GIVEN EXERCISE
Pull every "JSON" line out of the data below.

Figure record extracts
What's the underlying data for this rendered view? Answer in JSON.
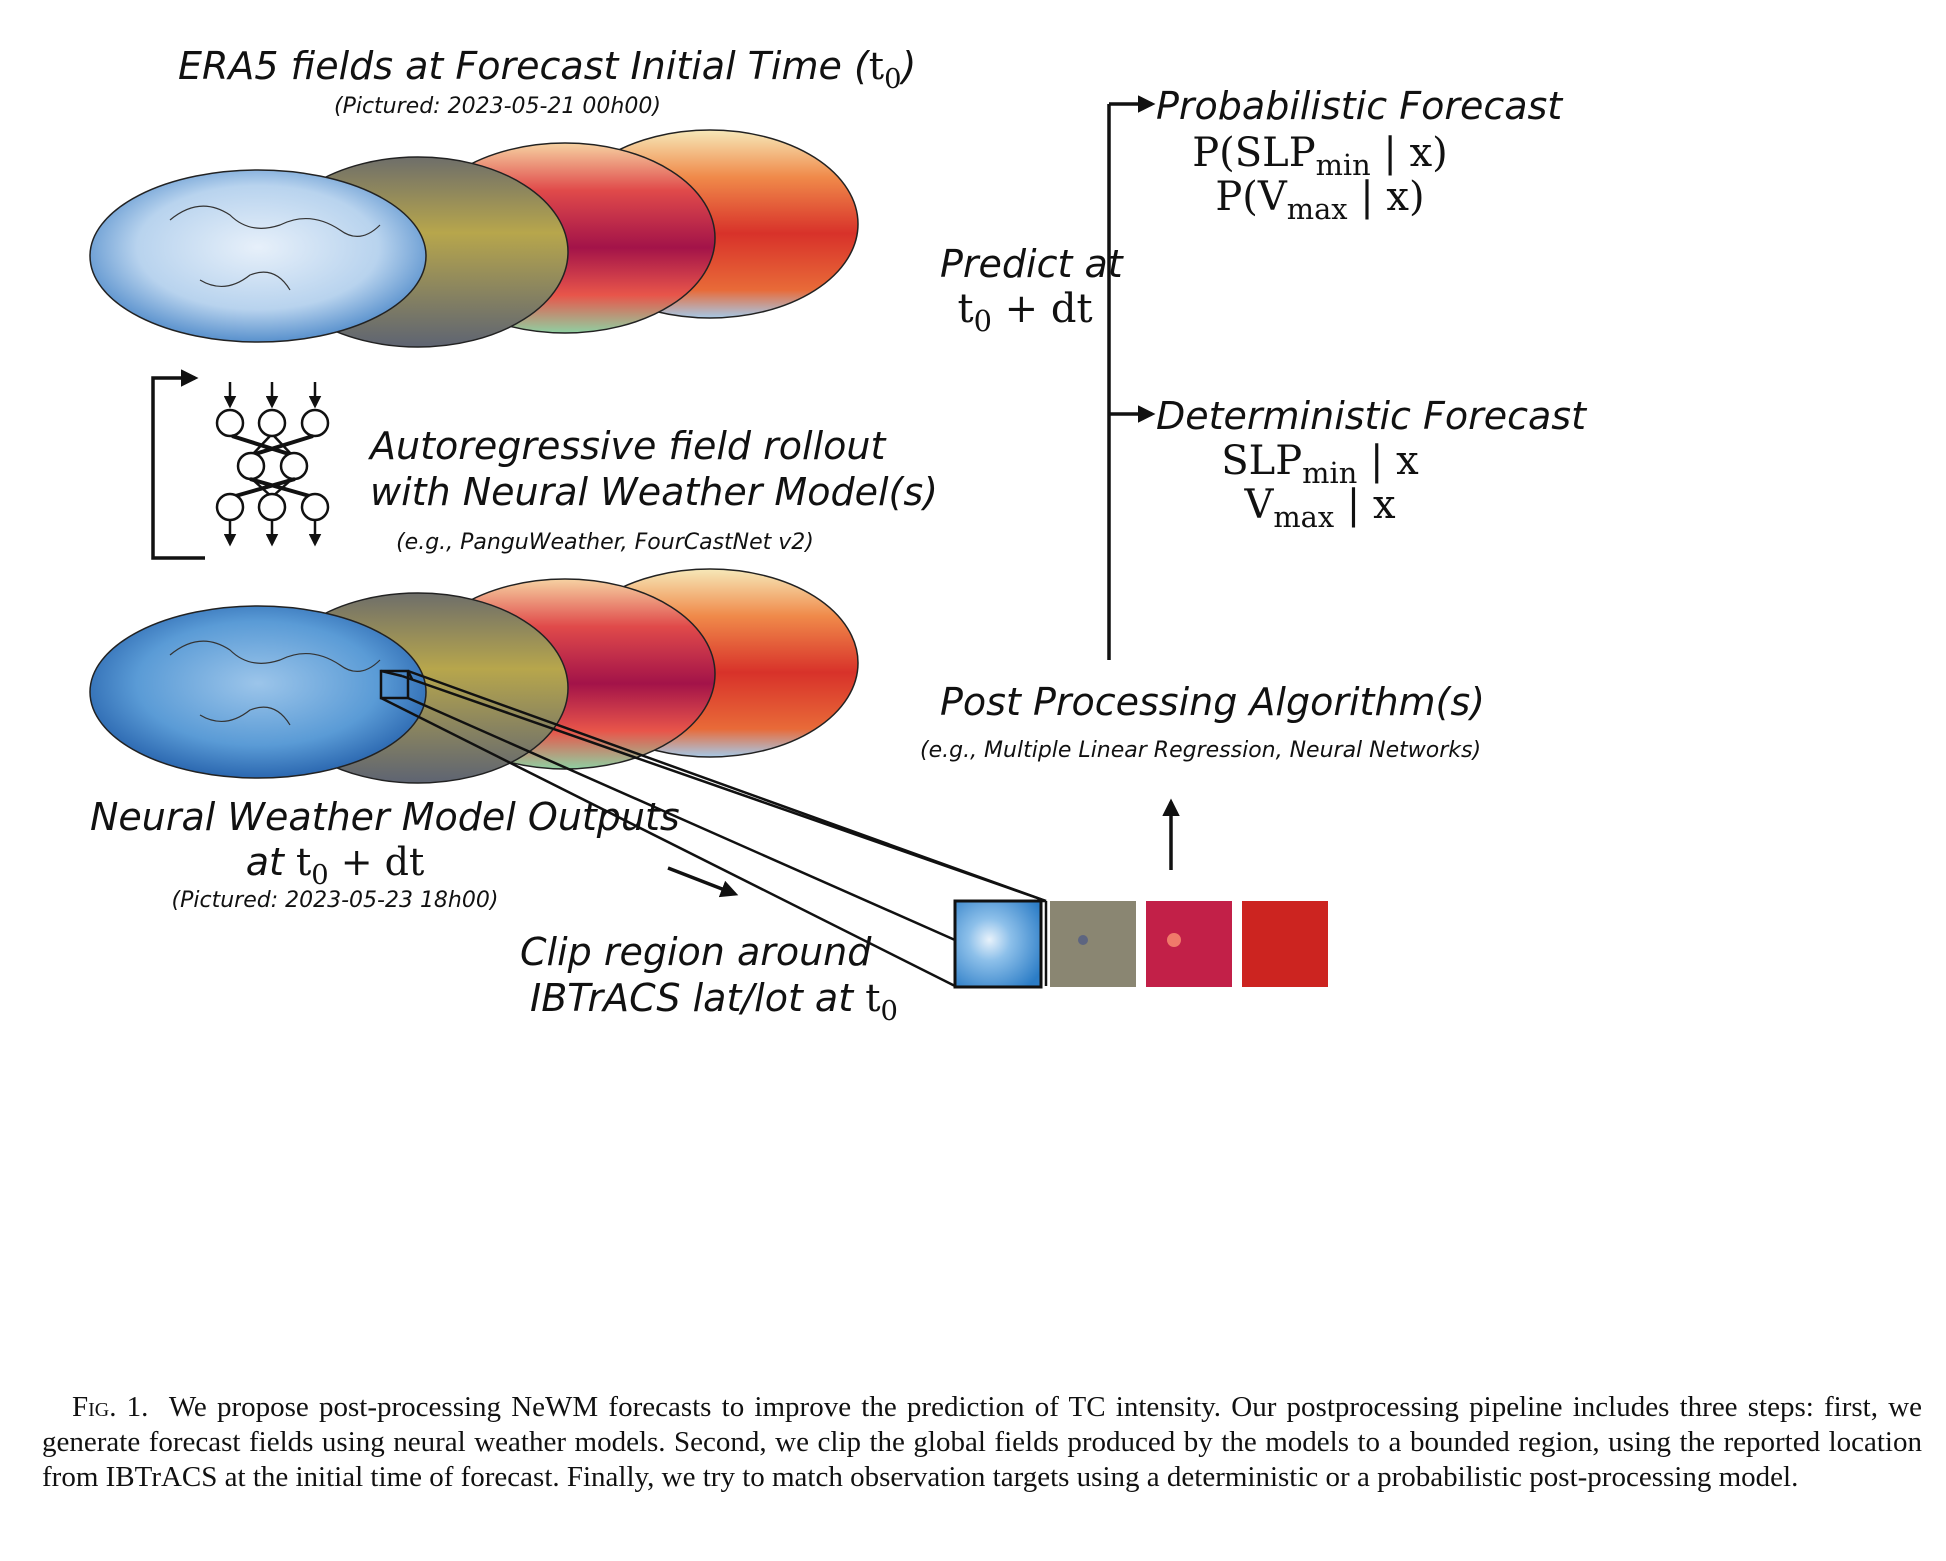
{
  "top_section": {
    "title_prefix": "ERA5 fields at Forecast Initial Time (",
    "title_var": "t",
    "title_sub": "0",
    "title_suffix": ")",
    "pictured": "(Pictured: 2023-05-21 00h00)"
  },
  "middle_section": {
    "line1": "Autoregressive field rollout",
    "line2": "with Neural Weather Model(s)",
    "examples": "(e.g., PanguWeather, FourCastNet v2)"
  },
  "bottom_section": {
    "title": "Neural Weather Model Outputs",
    "at_word": "at",
    "time_var": "t",
    "time_sub": "0",
    "time_suffix": " + dt",
    "pictured": "(Pictured: 2023-05-23 18h00)"
  },
  "clip_section": {
    "line1": "Clip region around",
    "line2_prefix": "IBTrACS lat/lot at ",
    "time_var": "t",
    "time_sub": "0"
  },
  "postprocess_section": {
    "title": "Post Processing Algorithm(s)",
    "examples": "(e.g., Multiple Linear Regression, Neural Networks)"
  },
  "predict_label": {
    "line1": "Predict at",
    "time_var": "t",
    "time_sub": "0",
    "time_suffix": " + dt"
  },
  "probabilistic": {
    "title": "Probabilistic Forecast",
    "eq1_prefix": "P(SLP",
    "eq1_sub": "min",
    "eq1_suffix": " | x)",
    "eq2_prefix": "P(V",
    "eq2_sub": "max",
    "eq2_suffix": " | x)"
  },
  "deterministic": {
    "title": "Deterministic Forecast",
    "eq1_prefix": "SLP",
    "eq1_sub": "min",
    "eq1_suffix": " | x",
    "eq2_prefix": "V",
    "eq2_sub": "max",
    "eq2_suffix": " | x"
  },
  "caption": {
    "fig_label": "Fig. 1.",
    "text": "We propose post-processing NeWM forecasts to improve the prediction of TC intensity. Our postprocessing pipeline includes three steps: first, we generate forecast fields using neural weather models. Second, we clip the global fields produced by the models to a bounded region, using the reported location from IBTrACS at the initial time of forecast. Finally, we try to match observation targets using a deterministic or a probabilistic post-processing model."
  },
  "colors": {
    "map_blue": "#8fb8e0",
    "map_olive": "#8c8a66",
    "map_crimson": "#c4224a",
    "map_red": "#d83a2a",
    "patch_blue": "#3c8fd0",
    "patch_olive": "#8a8672",
    "patch_crimson": "#c22048",
    "patch_red": "#cc2420"
  }
}
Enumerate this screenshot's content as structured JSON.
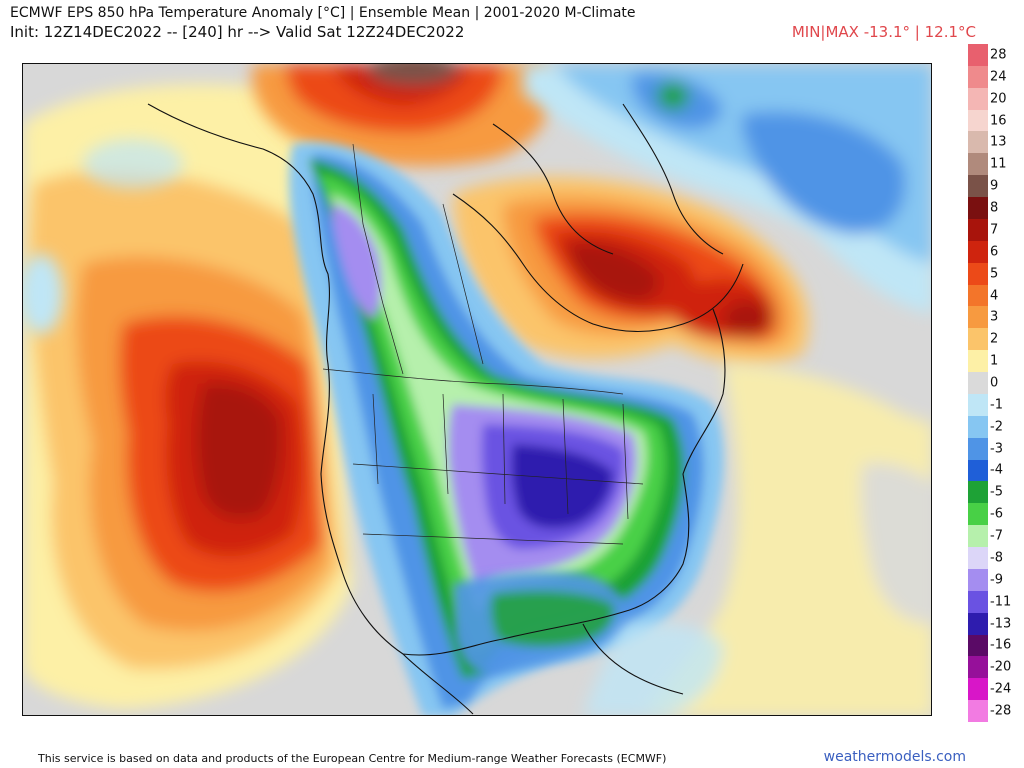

TASK SOLUTION
What's the underlying data for this rendered view? Answer in JSON.
Enumerate this screenshot's content as structured JSON.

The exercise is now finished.